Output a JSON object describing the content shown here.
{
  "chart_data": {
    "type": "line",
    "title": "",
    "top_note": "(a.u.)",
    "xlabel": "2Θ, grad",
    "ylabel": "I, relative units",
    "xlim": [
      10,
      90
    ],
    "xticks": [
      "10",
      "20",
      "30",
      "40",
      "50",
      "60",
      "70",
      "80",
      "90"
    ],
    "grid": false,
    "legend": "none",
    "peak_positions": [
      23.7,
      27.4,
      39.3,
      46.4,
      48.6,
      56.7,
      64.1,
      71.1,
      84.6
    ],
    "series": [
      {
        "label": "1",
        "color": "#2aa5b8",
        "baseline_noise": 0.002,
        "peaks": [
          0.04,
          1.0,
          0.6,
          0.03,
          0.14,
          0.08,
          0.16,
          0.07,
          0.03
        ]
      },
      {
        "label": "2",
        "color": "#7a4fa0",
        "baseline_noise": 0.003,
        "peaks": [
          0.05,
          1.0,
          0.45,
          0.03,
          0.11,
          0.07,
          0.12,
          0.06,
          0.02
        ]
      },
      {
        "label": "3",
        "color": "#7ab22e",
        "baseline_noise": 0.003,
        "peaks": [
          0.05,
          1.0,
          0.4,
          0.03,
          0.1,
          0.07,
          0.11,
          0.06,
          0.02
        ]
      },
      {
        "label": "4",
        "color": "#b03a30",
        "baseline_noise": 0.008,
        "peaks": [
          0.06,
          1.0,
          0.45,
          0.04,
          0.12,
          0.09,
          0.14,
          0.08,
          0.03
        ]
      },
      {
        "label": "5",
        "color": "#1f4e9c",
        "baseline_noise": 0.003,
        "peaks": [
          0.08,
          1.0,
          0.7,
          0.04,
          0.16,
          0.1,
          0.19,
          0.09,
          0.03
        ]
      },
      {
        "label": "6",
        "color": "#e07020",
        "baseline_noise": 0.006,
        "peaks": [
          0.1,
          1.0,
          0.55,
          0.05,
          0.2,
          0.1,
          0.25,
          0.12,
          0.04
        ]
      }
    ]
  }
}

____________________

Copy all lines from the material that include "color".

OUTPUT BELOW:
        "color": "#2aa5b8",
        "color": "#7a4fa0",
        "color": "#7ab22e",
        "color": "#b03a30",
        "color": "#1f4e9c",
        "color": "#e07020",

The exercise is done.